Exercise materials start

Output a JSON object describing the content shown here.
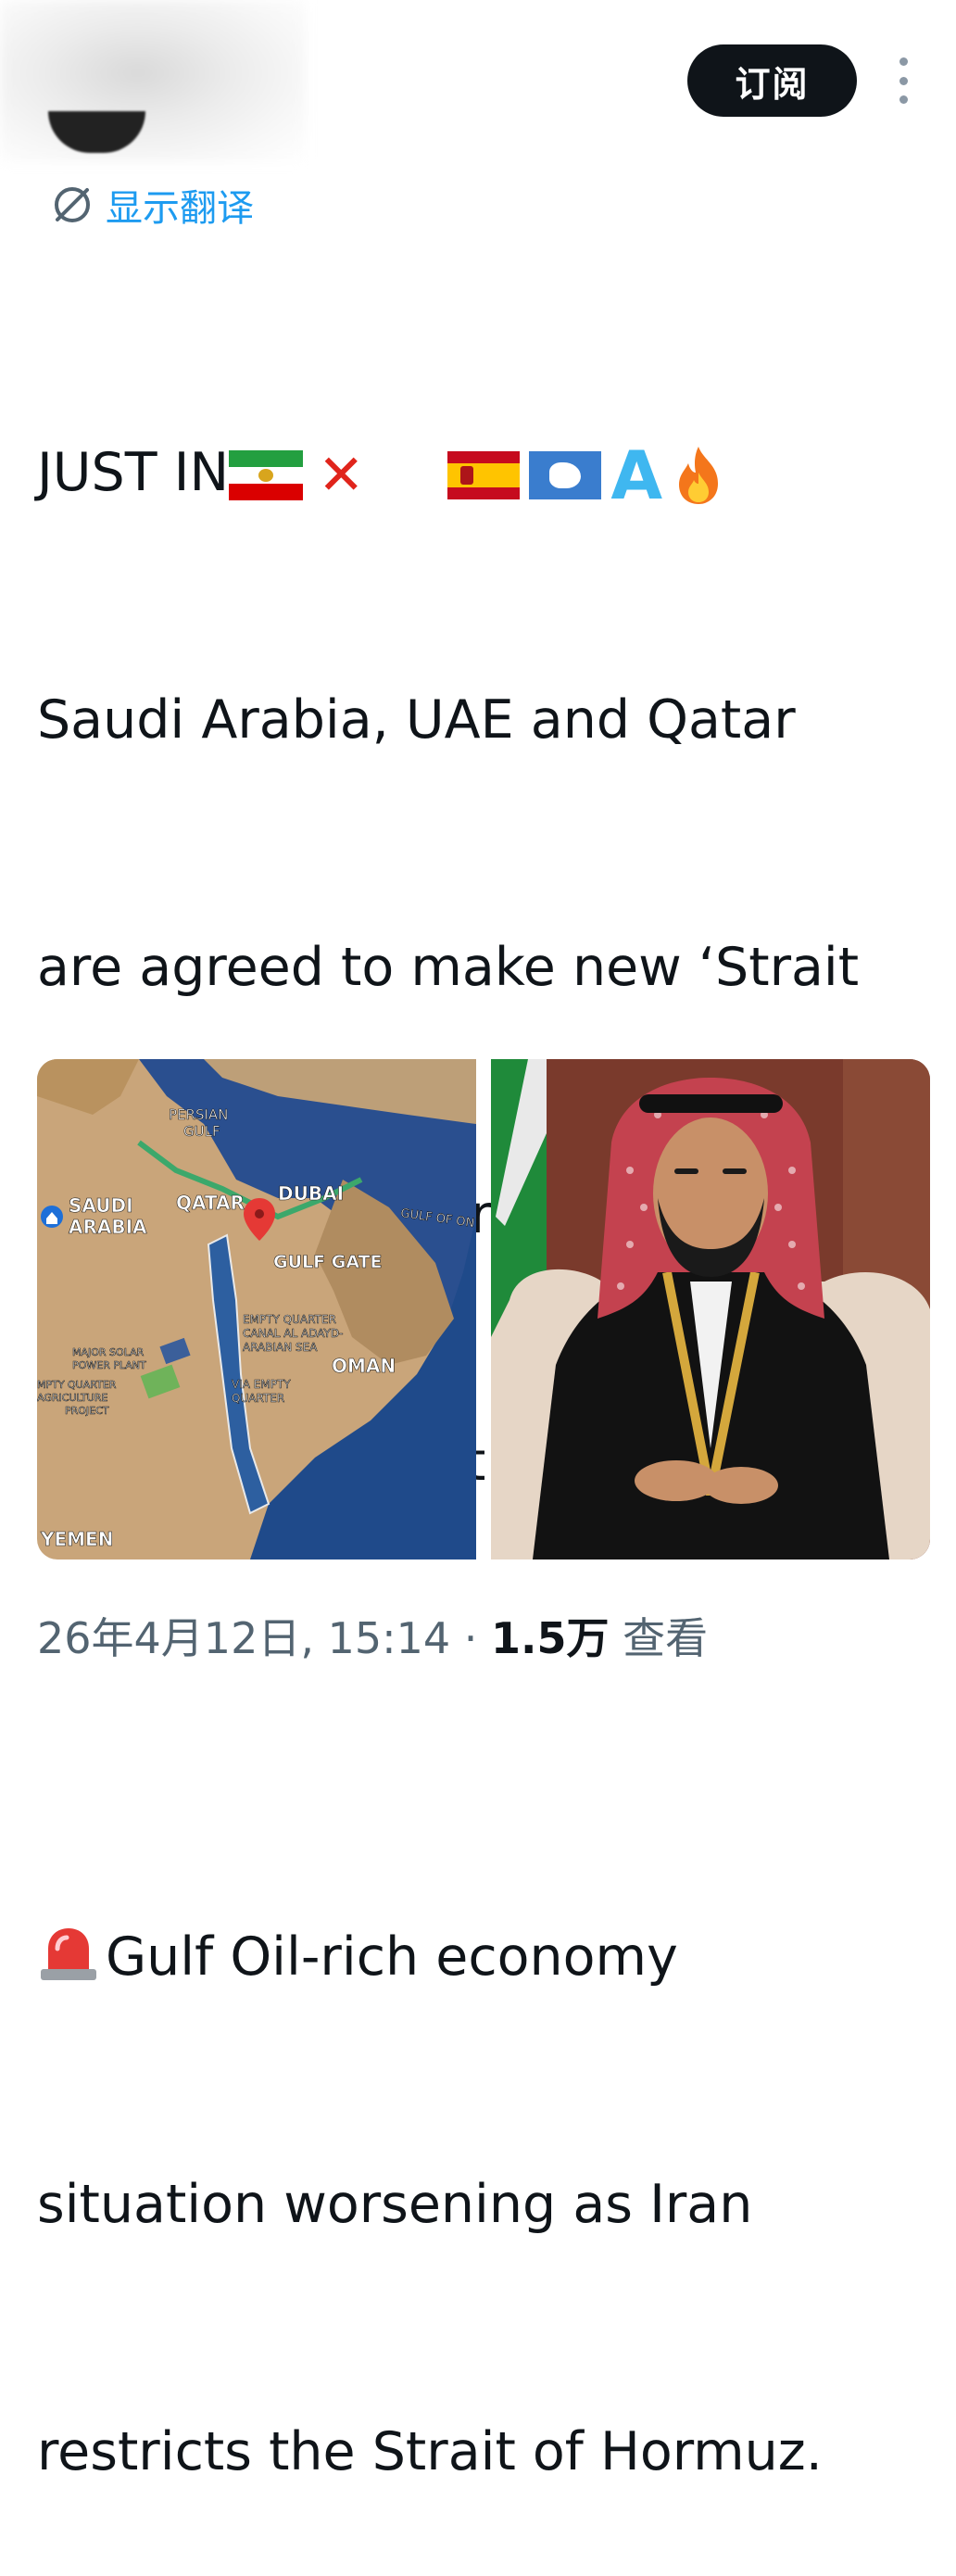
{
  "header": {
    "subscribe_label": "订阅",
    "more_icon": "more-vertical-icon"
  },
  "translate": {
    "label": "显示翻译",
    "icon": "translate-icon"
  },
  "tweet": {
    "line1": "JUST IN",
    "line2": "Saudi Arabia, UAE and Qatar",
    "line3": "are agreed to make new ‘Strait",
    "line4": "of Qatar’ if US/Israel failed to",
    "line5": "reopen the Strait of Hormuz.",
    "line6": "Gulf Oil-rich economy",
    "line7": "situation worsening as Iran",
    "line8": "restricts the Strait of Hormuz.",
    "emoji_letter": "A"
  },
  "map": {
    "persian_gulf": [
      "PERSIAN",
      "GULF"
    ],
    "saudi": [
      "SAUDI",
      "ARABIA"
    ],
    "qatar": "QATAR",
    "dubai": "DUBAI",
    "gulf_of_oman": "GULF OF ON",
    "gulf_gate": "GULF GATE",
    "canal": [
      "EMPTY QUARTER",
      "CANAL AL ADAYD-",
      "ARABIAN SEA"
    ],
    "oman": "OMAN",
    "solar": [
      "MAJOR SOLAR",
      "POWER PLANT"
    ],
    "agri": [
      "MPTY QUARTER",
      "AGRICULTURE",
      "PROJECT"
    ],
    "via": [
      "VIA EMPTY",
      "QUARTER"
    ],
    "yemen": "YEMEN"
  },
  "meta": {
    "date_time": "26年4月12日, 15:14 · ",
    "views_count": "1.5万",
    "views_label": " 查看"
  },
  "colors": {
    "accent_blue": "#1d9bf0",
    "text_dark": "#0f1419",
    "text_muted": "#536471"
  }
}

Exercise materials end

■ **Work required**
Output every entry verbatim. Pictures do not belong in the copy.

■ **In response**
Output a JSON object describing the content shown here.
{
  "header": {
    "subscribe_label": "订阅",
    "more_icon": "more-vertical-icon"
  },
  "translate": {
    "label": "显示翻译",
    "icon": "translate-icon"
  },
  "tweet": {
    "line1": "JUST IN",
    "line2": "Saudi Arabia, UAE and Qatar",
    "line3": "are agreed to make new ‘Strait",
    "line4": "of Qatar’ if US/Israel failed to",
    "line5": "reopen the Strait of Hormuz.",
    "line6": "Gulf Oil-rich economy",
    "line7": "situation worsening as Iran",
    "line8": "restricts the Strait of Hormuz.",
    "emoji_letter": "A"
  },
  "map": {
    "persian_gulf": [
      "PERSIAN",
      "GULF"
    ],
    "saudi": [
      "SAUDI",
      "ARABIA"
    ],
    "qatar": "QATAR",
    "dubai": "DUBAI",
    "gulf_of_oman": "GULF OF ON",
    "gulf_gate": "GULF GATE",
    "canal": [
      "EMPTY QUARTER",
      "CANAL AL ADAYD-",
      "ARABIAN SEA"
    ],
    "oman": "OMAN",
    "solar": [
      "MAJOR SOLAR",
      "POWER PLANT"
    ],
    "agri": [
      "MPTY QUARTER",
      "AGRICULTURE",
      "PROJECT"
    ],
    "via": [
      "VIA EMPTY",
      "QUARTER"
    ],
    "yemen": "YEMEN"
  },
  "meta": {
    "date_time": "26年4月12日, 15:14 · ",
    "views_count": "1.5万",
    "views_label": " 查看"
  },
  "colors": {
    "accent_blue": "#1d9bf0",
    "text_dark": "#0f1419",
    "text_muted": "#536471"
  }
}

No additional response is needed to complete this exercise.